• STORED DATA
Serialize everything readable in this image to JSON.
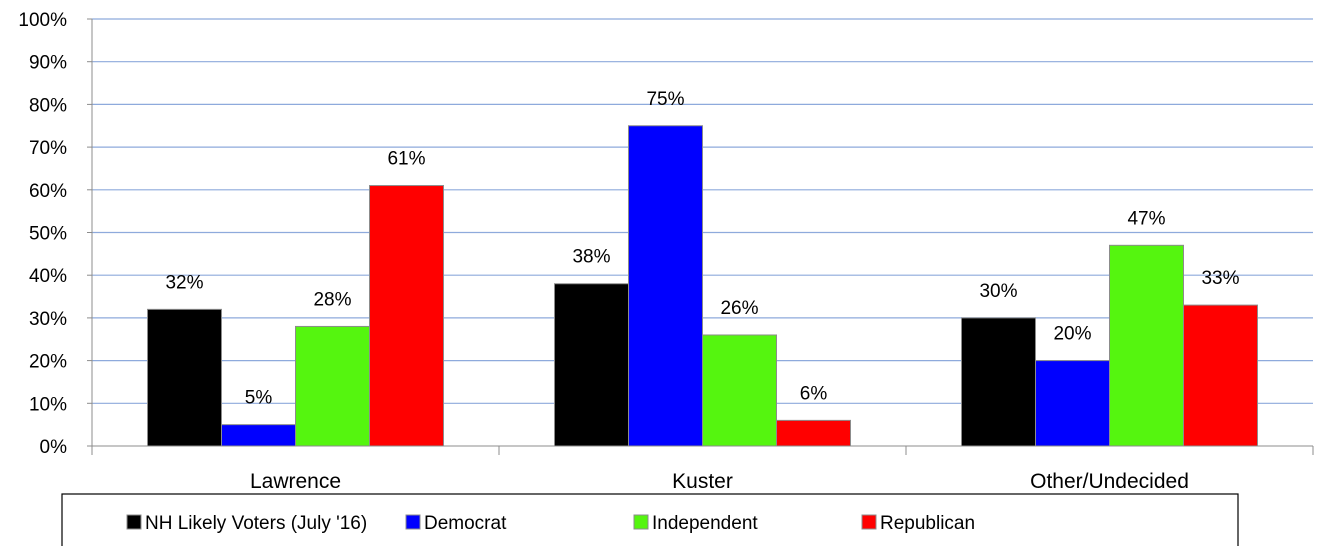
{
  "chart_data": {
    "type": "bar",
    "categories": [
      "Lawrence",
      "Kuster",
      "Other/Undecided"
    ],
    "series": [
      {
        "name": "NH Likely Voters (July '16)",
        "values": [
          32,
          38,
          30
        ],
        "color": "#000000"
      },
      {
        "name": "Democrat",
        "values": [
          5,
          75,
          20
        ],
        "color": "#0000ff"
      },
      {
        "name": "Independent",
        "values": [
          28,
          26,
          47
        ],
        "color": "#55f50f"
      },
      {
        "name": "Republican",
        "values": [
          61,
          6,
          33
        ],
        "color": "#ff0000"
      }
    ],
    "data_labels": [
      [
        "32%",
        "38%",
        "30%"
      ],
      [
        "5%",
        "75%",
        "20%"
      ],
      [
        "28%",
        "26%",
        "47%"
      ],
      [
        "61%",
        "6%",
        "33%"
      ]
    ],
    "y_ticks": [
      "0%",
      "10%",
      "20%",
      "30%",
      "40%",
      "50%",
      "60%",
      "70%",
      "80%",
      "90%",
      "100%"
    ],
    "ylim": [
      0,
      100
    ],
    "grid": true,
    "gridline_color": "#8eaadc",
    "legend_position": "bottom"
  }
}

---

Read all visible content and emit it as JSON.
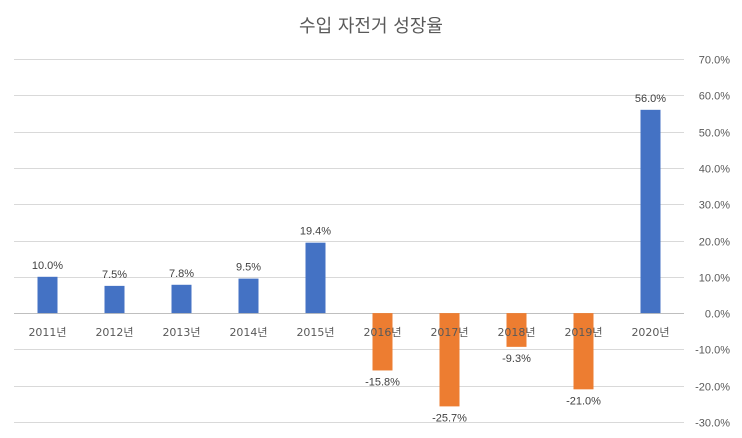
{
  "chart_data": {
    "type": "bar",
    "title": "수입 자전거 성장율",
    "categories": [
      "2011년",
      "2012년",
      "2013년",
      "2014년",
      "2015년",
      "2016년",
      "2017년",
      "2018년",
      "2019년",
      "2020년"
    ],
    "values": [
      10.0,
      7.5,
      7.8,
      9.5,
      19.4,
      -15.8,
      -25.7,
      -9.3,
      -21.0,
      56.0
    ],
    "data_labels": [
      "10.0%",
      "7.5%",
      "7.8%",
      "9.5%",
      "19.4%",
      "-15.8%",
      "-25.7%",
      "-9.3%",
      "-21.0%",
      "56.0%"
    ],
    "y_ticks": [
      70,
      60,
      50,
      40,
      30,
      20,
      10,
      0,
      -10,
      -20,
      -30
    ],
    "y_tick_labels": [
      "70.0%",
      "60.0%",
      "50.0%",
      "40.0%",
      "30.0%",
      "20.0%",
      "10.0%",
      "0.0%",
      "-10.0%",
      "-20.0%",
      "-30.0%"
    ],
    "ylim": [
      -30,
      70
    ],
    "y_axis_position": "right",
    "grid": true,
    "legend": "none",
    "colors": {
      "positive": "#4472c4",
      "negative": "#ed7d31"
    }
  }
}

* * *

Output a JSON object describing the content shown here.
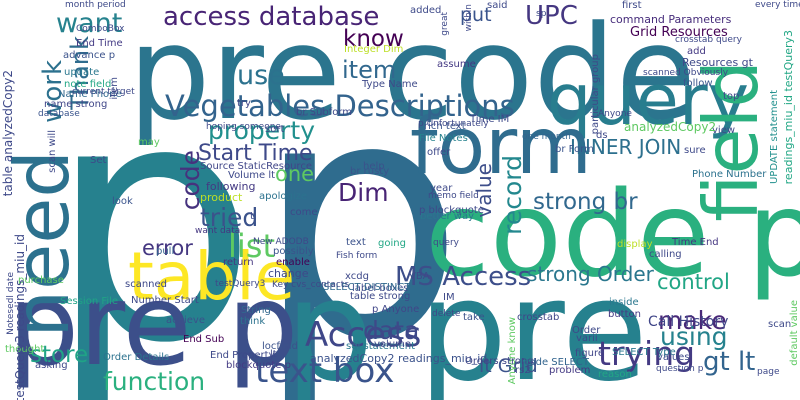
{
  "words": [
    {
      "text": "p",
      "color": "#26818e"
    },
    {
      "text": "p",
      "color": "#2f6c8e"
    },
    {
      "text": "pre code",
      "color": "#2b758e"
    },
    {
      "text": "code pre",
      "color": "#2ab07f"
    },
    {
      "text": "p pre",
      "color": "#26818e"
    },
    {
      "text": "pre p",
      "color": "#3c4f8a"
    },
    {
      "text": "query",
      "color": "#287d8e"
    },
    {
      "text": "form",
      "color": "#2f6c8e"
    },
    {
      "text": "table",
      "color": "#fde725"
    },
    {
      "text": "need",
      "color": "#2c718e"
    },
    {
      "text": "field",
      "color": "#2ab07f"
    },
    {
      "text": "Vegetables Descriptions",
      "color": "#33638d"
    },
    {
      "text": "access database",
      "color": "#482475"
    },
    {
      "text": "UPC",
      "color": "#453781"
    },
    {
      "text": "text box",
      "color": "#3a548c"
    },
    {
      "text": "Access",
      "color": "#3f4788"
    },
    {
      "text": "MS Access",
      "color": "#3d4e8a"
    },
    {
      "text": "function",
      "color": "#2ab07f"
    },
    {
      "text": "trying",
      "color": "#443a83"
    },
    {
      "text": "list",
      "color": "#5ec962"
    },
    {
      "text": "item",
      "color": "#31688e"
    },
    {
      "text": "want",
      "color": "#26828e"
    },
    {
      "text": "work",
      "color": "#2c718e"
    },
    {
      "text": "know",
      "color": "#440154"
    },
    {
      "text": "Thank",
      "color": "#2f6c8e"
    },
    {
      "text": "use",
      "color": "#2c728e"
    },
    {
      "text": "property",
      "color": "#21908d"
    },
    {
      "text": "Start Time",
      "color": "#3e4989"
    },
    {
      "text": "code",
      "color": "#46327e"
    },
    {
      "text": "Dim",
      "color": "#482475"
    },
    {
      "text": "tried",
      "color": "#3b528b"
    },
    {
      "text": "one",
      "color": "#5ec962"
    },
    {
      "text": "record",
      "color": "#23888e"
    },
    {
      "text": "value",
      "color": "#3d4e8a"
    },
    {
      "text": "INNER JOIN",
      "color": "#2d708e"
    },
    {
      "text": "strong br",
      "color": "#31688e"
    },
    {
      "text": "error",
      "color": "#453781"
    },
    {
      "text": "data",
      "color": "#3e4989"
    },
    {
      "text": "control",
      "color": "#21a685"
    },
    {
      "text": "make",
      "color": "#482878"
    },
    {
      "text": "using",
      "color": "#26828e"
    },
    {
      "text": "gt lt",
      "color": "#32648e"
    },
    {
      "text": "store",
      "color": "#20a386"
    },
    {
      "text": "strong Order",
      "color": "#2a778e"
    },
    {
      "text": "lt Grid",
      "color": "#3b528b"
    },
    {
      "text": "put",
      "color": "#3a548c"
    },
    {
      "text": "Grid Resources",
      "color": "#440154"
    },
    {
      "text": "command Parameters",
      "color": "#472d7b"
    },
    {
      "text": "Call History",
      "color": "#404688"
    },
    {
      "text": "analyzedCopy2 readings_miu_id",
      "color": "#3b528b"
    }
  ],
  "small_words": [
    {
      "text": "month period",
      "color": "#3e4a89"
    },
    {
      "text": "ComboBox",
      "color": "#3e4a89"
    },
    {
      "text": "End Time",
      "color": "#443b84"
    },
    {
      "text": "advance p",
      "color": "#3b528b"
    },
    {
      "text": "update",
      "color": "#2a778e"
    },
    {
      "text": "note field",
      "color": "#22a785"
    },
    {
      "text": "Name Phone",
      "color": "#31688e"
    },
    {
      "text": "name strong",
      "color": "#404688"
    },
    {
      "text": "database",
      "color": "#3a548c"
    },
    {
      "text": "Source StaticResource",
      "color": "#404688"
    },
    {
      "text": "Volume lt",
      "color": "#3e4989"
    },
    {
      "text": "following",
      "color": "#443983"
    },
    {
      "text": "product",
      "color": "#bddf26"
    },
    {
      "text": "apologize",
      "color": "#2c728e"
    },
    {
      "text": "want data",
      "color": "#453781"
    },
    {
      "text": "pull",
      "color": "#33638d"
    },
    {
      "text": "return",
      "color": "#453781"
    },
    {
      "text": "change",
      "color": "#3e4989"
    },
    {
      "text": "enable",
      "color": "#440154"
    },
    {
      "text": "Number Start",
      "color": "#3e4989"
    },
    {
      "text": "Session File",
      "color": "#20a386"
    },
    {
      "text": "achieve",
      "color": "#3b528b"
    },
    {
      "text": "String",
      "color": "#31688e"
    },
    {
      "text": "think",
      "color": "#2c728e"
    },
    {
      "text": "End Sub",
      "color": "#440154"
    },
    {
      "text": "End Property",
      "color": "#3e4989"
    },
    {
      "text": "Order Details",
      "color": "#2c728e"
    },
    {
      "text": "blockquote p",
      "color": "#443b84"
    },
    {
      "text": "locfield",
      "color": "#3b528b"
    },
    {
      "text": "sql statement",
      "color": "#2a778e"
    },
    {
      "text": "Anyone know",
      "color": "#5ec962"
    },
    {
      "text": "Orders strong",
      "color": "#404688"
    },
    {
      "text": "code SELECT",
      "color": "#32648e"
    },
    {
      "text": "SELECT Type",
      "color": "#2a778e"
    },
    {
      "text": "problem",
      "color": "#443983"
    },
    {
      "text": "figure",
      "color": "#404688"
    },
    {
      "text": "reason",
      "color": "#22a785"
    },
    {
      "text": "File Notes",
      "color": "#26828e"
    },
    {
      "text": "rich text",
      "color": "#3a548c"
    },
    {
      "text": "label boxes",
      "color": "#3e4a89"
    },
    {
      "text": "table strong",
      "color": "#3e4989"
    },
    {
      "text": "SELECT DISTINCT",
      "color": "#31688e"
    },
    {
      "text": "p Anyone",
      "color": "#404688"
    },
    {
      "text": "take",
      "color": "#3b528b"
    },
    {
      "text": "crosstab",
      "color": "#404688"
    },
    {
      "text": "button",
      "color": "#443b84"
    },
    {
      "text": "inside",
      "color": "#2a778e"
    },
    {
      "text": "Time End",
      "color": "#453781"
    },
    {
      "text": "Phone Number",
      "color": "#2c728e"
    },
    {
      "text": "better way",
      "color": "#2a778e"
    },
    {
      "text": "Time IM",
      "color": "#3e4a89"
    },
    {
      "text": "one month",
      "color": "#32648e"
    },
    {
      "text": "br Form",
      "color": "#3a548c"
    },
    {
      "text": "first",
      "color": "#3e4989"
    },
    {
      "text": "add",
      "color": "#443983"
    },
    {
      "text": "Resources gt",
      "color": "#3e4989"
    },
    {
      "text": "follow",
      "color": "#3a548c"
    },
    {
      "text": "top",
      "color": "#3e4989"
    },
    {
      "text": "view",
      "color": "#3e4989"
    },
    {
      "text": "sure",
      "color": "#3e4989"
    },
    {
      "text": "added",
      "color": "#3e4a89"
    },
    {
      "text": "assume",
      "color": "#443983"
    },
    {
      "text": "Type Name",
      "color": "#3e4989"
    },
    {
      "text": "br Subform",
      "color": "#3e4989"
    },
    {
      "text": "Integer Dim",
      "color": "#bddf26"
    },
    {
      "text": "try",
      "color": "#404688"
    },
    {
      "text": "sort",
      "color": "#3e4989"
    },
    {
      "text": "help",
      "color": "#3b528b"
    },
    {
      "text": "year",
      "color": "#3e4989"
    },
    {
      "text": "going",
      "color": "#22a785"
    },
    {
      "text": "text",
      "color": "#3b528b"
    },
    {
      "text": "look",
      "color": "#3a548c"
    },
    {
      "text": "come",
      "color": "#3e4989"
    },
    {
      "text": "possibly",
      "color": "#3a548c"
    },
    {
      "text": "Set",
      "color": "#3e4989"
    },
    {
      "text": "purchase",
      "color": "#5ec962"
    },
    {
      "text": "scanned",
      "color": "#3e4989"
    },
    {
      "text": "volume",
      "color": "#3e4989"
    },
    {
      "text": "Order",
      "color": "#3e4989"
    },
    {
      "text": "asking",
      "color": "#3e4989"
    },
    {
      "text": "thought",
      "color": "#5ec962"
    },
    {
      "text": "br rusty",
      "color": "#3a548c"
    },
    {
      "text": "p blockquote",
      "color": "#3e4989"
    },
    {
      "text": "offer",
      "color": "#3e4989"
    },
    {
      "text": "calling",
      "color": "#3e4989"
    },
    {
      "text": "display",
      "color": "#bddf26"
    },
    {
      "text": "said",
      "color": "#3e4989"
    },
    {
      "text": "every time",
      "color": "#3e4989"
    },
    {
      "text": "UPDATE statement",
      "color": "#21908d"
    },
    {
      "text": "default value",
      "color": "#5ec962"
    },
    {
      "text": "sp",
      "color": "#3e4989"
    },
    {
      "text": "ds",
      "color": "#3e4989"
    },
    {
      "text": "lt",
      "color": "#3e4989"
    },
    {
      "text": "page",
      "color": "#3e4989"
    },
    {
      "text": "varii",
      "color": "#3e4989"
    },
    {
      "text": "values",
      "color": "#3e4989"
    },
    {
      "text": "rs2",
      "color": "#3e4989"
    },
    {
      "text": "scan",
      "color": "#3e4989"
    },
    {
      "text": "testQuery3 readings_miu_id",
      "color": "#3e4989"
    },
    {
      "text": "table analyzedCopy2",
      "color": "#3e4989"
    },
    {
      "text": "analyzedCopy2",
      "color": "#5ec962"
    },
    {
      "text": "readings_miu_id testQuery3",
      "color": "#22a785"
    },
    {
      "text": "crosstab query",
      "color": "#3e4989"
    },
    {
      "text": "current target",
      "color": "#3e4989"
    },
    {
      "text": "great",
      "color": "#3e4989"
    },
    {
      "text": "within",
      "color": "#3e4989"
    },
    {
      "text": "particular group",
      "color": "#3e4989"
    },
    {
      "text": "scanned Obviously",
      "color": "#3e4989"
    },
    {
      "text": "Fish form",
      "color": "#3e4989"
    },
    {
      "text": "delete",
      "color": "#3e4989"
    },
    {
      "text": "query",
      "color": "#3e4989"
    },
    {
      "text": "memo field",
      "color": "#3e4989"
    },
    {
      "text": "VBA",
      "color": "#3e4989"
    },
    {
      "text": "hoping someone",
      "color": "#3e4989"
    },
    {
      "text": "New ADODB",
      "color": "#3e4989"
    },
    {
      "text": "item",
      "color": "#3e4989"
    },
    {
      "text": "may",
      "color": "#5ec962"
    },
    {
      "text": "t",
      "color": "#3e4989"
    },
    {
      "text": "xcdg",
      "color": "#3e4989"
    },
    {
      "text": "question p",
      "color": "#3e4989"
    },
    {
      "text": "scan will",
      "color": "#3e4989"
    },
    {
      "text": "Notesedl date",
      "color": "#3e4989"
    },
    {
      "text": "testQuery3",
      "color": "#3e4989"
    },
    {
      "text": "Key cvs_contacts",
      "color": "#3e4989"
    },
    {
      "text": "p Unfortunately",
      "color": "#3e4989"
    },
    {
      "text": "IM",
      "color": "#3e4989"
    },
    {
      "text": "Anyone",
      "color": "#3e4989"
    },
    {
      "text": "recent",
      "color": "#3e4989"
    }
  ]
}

• EXERCISE DETAILS
Extract each line holding the word "Resources" from the records.

• ANSWER FOR THIS EXERCISE
      "text": "Grid Resources",
      "text": "Resources gt",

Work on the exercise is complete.